>>

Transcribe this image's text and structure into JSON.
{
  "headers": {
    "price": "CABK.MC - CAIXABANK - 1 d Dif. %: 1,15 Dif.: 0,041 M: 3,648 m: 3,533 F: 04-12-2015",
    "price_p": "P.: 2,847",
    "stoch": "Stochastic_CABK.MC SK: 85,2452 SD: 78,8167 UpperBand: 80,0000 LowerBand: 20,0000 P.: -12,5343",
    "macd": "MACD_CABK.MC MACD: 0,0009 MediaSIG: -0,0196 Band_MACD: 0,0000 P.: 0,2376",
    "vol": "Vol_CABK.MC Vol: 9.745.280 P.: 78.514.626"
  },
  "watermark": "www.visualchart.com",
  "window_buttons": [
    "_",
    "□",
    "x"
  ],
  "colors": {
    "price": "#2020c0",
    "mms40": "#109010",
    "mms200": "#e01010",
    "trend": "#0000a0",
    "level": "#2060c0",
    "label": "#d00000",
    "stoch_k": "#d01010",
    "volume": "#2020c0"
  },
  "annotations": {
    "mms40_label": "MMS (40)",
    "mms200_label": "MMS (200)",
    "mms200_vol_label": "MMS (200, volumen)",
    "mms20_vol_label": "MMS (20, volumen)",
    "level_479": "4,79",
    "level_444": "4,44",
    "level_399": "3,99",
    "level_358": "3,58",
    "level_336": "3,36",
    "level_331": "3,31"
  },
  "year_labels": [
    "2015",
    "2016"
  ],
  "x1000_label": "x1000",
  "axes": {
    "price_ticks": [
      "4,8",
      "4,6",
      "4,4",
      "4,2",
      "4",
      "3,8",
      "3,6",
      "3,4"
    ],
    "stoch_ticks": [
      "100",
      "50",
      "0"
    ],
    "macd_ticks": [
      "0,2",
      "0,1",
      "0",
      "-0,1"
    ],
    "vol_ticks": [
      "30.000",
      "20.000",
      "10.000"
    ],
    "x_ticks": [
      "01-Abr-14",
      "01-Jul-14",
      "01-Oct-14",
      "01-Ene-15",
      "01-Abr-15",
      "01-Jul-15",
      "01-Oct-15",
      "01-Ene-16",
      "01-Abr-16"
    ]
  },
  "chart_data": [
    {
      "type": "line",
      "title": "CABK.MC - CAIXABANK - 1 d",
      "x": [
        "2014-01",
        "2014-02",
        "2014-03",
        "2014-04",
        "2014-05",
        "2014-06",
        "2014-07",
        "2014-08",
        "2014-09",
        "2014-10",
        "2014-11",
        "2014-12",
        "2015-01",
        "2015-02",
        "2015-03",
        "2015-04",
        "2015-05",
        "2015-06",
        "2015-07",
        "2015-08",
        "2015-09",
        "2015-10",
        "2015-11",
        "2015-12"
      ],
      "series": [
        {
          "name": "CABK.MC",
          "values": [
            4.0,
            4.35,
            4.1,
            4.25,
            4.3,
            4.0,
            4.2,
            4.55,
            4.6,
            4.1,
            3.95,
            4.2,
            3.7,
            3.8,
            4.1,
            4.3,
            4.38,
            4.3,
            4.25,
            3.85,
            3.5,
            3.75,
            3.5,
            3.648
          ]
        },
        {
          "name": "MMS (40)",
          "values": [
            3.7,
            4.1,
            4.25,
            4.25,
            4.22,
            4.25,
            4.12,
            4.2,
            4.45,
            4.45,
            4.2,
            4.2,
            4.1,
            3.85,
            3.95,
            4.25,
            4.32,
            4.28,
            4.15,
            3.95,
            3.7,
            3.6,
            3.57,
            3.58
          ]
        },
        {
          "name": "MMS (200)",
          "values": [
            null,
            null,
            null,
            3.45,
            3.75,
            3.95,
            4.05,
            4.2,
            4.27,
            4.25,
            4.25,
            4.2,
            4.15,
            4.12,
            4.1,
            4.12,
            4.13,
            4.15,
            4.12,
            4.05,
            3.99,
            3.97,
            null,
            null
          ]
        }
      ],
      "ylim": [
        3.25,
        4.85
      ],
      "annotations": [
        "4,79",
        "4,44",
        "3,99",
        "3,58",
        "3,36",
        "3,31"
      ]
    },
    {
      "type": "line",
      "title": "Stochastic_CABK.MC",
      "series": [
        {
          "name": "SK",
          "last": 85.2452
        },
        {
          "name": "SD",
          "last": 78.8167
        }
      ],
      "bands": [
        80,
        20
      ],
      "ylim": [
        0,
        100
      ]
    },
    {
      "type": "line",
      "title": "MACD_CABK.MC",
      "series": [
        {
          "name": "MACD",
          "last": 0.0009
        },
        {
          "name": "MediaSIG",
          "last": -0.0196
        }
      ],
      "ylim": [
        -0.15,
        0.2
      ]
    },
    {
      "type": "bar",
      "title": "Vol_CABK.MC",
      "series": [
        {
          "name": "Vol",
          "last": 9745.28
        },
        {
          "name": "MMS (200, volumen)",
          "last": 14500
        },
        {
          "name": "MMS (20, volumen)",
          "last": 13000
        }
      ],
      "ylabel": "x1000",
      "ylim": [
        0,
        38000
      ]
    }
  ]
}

<<

#### OBJECTIVE:
Of all the lines above, how many contain "volumen"? Give the number and nothing more.

#### EXERCISE RESULT:
4